Exercise prompt
Where does the word "JSON" show up in the records? Copy every line that holds it.

Collection entries

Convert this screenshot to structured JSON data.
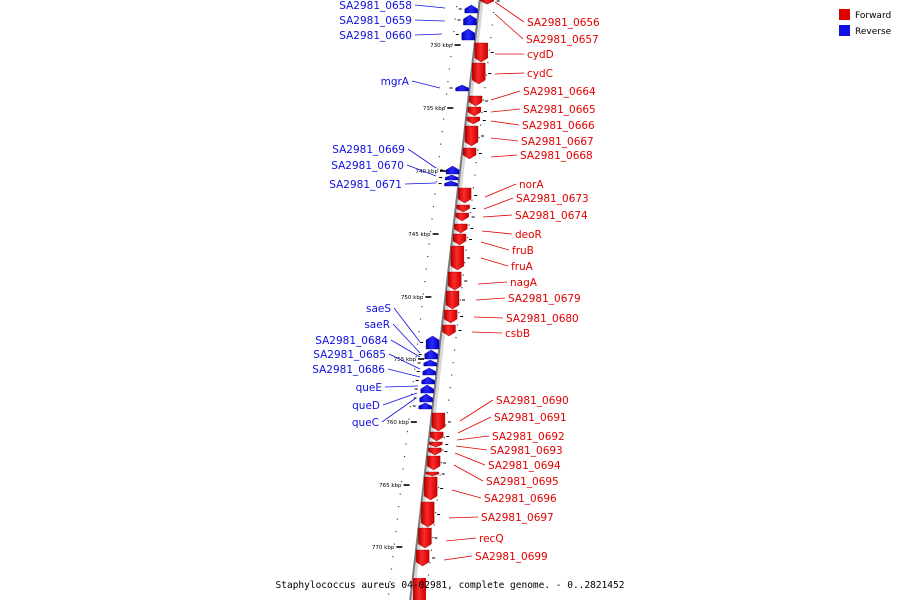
{
  "caption": "Staphylococcus aureus 04-02981, complete genome. - 0..2821452",
  "legend": {
    "forward_label": "Forward",
    "reverse_label": "Reverse",
    "forward_color": "#e00000",
    "reverse_color": "#1010e0"
  },
  "scale_ticks": [
    "730 kbp",
    "735 kbp",
    "740 kbp",
    "745 kbp",
    "750 kbp",
    "755 kbp",
    "760 kbp",
    "765 kbp",
    "770 kbp"
  ],
  "forward_genes": [
    "SA2981_0656",
    "SA2981_0657",
    "cydD",
    "cydC",
    "SA2981_0664",
    "SA2981_0665",
    "SA2981_0666",
    "SA2981_0667",
    "SA2981_0668",
    "norA",
    "SA2981_0673",
    "SA2981_0674",
    "deoR",
    "fruB",
    "fruA",
    "nagA",
    "SA2981_0679",
    "SA2981_0680",
    "csbB",
    "SA2981_0690",
    "SA2981_0691",
    "SA2981_0692",
    "SA2981_0693",
    "SA2981_0694",
    "SA2981_0695",
    "SA2981_0696",
    "SA2981_0697",
    "recQ",
    "SA2981_0699"
  ],
  "reverse_genes": [
    "SA2981_0658",
    "SA2981_0659",
    "SA2981_0660",
    "mgrA",
    "SA2981_0669",
    "SA2981_0670",
    "SA2981_0671",
    "saeS",
    "saeR",
    "SA2981_0684",
    "SA2981_0685",
    "SA2981_0686",
    "queE",
    "queD",
    "queC"
  ]
}
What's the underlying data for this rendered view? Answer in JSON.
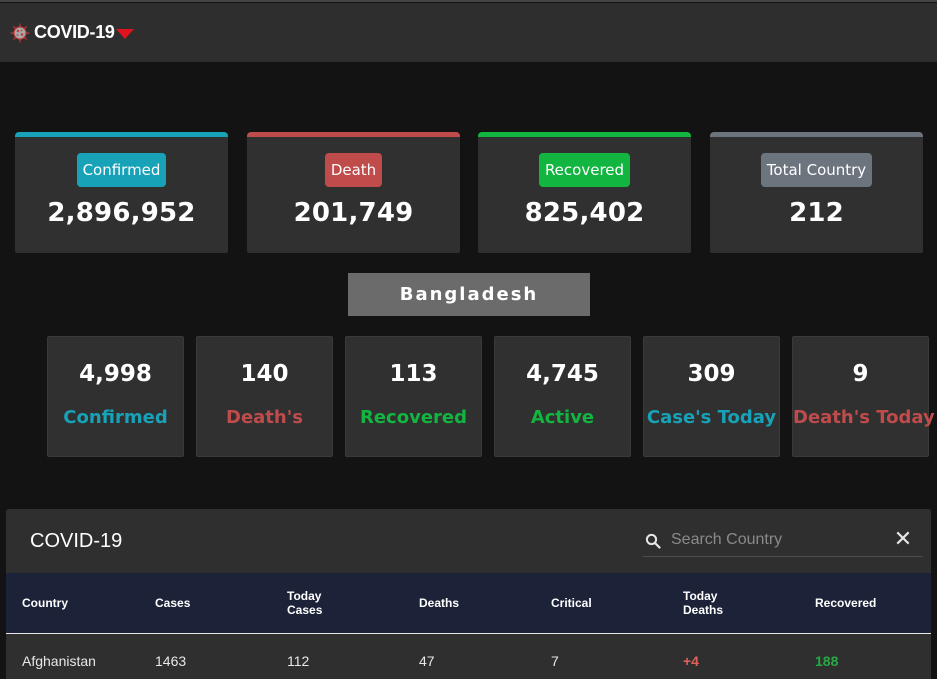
{
  "app": {
    "brand": "COVID-19",
    "logo_icon": "virus-icon"
  },
  "global": {
    "confirmed": {
      "label": "Confirmed",
      "value": "2,896,952",
      "color": "#17a2b8"
    },
    "death": {
      "label": "Death",
      "value": "201,749",
      "color": "#c04b4b"
    },
    "recovered": {
      "label": "Recovered",
      "value": "825,402",
      "color": "#12b53f"
    },
    "countries": {
      "label": "Total Country",
      "value": "212",
      "color": "#6c757d"
    }
  },
  "country": {
    "name": "Bangladesh",
    "stats": [
      {
        "value": "4,998",
        "label": "Confirmed",
        "color": "#17a2b8"
      },
      {
        "value": "140",
        "label": "Death's",
        "color": "#c04b4b"
      },
      {
        "value": "113",
        "label": "Recovered",
        "color": "#12b53f"
      },
      {
        "value": "4,745",
        "label": "Active",
        "color": "#12b53f"
      },
      {
        "value": "309",
        "label": "Case's Today",
        "color": "#17a2b8"
      },
      {
        "value": "9",
        "label": "Death's Today",
        "color": "#c04b4b"
      }
    ]
  },
  "table": {
    "title": "COVID-19",
    "search_placeholder": "Search Country",
    "headers": [
      "Country",
      "Cases",
      "Today Cases",
      "Deaths",
      "Critical",
      "Today Deaths",
      "Recovered"
    ],
    "rows": [
      [
        "Afghanistan",
        "1463",
        "112",
        "47",
        "7",
        "+4",
        "188"
      ]
    ]
  }
}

Answer for this exercise
Convert this screenshot to structured JSON data.
What's the underlying data for this rendered view? Answer in JSON.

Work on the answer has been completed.